### What to do
Leave out the pictures and transcribe the rest of the records exactly.

Recorded data
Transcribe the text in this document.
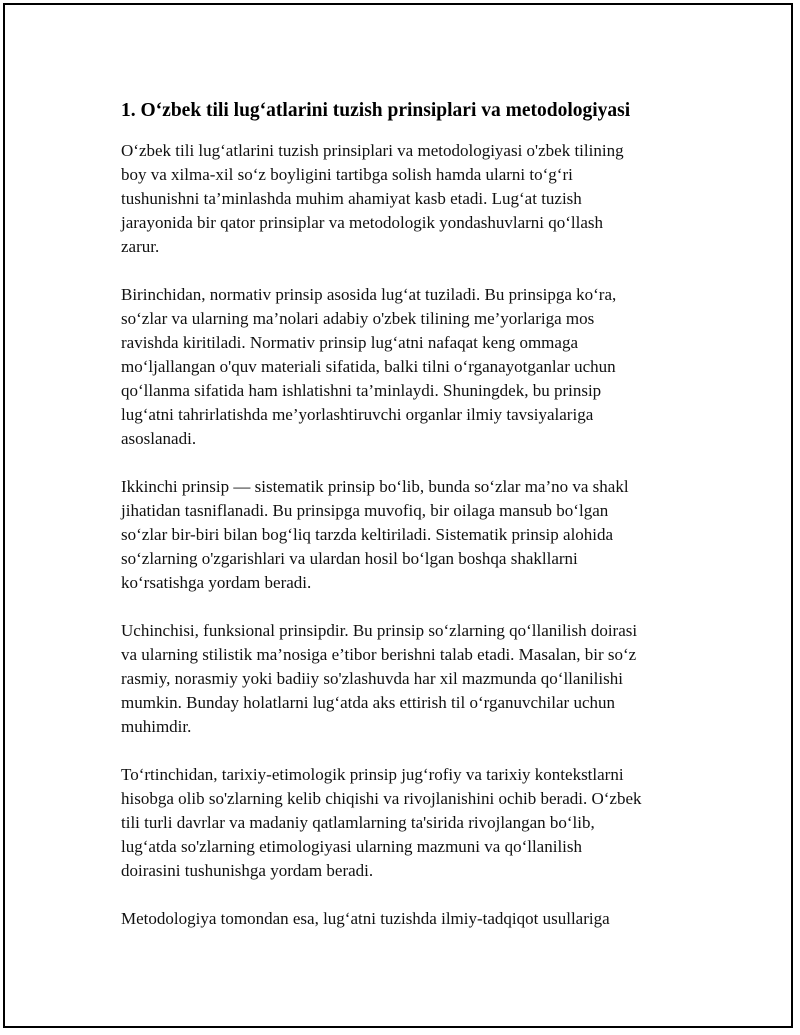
1. O‘zbek tili lug‘atlarini tuzish prinsiplari va metodologiyasi

O‘zbek tili lug‘atlarini tuzish prinsiplari va metodologiyasi o'zbek tilining
boy va xilma-xil so‘z boyligini tartibga solish hamda ularni to‘g‘ri
tushunishni ta’minlashda muhim ahamiyat kasb etadi. Lug‘at tuzish
jarayonida bir qator prinsiplar va metodologik yondashuvlarni qo‘llash
zarur.

Birinchidan, normativ prinsip asosida lug‘at tuziladi. Bu prinsipga ko‘ra,
so‘zlar va ularning ma’nolari adabiy o'zbek tilining me’yorlariga mos
ravishda kiritiladi. Normativ prinsip lug‘atni nafaqat keng ommaga
mo‘ljallangan o'quv materiali sifatida, balki tilni o‘rganayotganlar uchun
qo‘llanma sifatida ham ishlatishni ta’minlaydi. Shuningdek, bu prinsip
lug‘atni tahrirlatishda me’yorlashtiruvchi organlar ilmiy tavsiyalariga
asoslanadi.

Ikkinchi prinsip — sistematik prinsip bo‘lib, bunda so‘zlar ma’no va shakl
jihatidan tasniflanadi. Bu prinsipga muvofiq, bir oilaga mansub bo‘lgan
so‘zlar bir-biri bilan bog‘liq tarzda keltiriladi. Sistematik prinsip alohida
so‘zlarning o'zgarishlari va ulardan hosil bo‘lgan boshqa shakllarni
ko‘rsatishga yordam beradi.

Uchinchisi, funksional prinsipdir. Bu prinsip so‘zlarning qo‘llanilish doirasi
va ularning stilistik ma’nosiga e’tibor berishni talab etadi. Masalan, bir so‘z
rasmiy, norasmiy yoki badiiy so'zlashuvda har xil mazmunda qo‘llanilishi
mumkin. Bunday holatlarni lug‘atda aks ettirish til o‘rganuvchilar uchun
muhimdir.

To‘rtinchidan, tarixiy-etimologik prinsip jug‘rofiy va tarixiy kontekstlarni
hisobga olib so'zlarning kelib chiqishi va rivojlanishini ochib beradi. O‘zbek
tili turli davrlar va madaniy qatlamlarning ta'sirida rivojlangan bo‘lib,
lug‘atda so'zlarning etimologiyasi ularning mazmuni va qo‘llanilish
doirasini tushunishga yordam beradi.

Metodologiya tomondan esa, lug‘atni tuzishda ilmiy-tadqiqot usullariga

### Task output
Transcribe the text in this document.
1. O‘zbek tili lug‘atlarini tuzish prinsiplari va metodologiyasi

O‘zbek tili lug‘atlarini tuzish prinsiplari va metodologiyasi o'zbek tilining
boy va xilma-xil so‘z boyligini tartibga solish hamda ularni to‘g‘ri
tushunishni ta’minlashda muhim ahamiyat kasb etadi. Lug‘at tuzish
jarayonida bir qator prinsiplar va metodologik yondashuvlarni qo‘llash
zarur.

Birinchidan, normativ prinsip asosida lug‘at tuziladi. Bu prinsipga ko‘ra,
so‘zlar va ularning ma’nolari adabiy o'zbek tilining me’yorlariga mos
ravishda kiritiladi. Normativ prinsip lug‘atni nafaqat keng ommaga
mo‘ljallangan o'quv materiali sifatida, balki tilni o‘rganayotganlar uchun
qo‘llanma sifatida ham ishlatishni ta’minlaydi. Shuningdek, bu prinsip
lug‘atni tahrirlatishda me’yorlashtiruvchi organlar ilmiy tavsiyalariga
asoslanadi.

Ikkinchi prinsip — sistematik prinsip bo‘lib, bunda so‘zlar ma’no va shakl
jihatidan tasniflanadi. Bu prinsipga muvofiq, bir oilaga mansub bo‘lgan
so‘zlar bir-biri bilan bog‘liq tarzda keltiriladi. Sistematik prinsip alohida
so‘zlarning o'zgarishlari va ulardan hosil bo‘lgan boshqa shakllarni
ko‘rsatishga yordam beradi.

Uchinchisi, funksional prinsipdir. Bu prinsip so‘zlarning qo‘llanilish doirasi
va ularning stilistik ma’nosiga e’tibor berishni talab etadi. Masalan, bir so‘z
rasmiy, norasmiy yoki badiiy so'zlashuvda har xil mazmunda qo‘llanilishi
mumkin. Bunday holatlarni lug‘atda aks ettirish til o‘rganuvchilar uchun
muhimdir.

To‘rtinchidan, tarixiy-etimologik prinsip jug‘rofiy va tarixiy kontekstlarni
hisobga olib so'zlarning kelib chiqishi va rivojlanishini ochib beradi. O‘zbek
tili turli davrlar va madaniy qatlamlarning ta'sirida rivojlangan bo‘lib,
lug‘atda so'zlarning etimologiyasi ularning mazmuni va qo‘llanilish
doirasini tushunishga yordam beradi.

Metodologiya tomondan esa, lug‘atni tuzishda ilmiy-tadqiqot usullariga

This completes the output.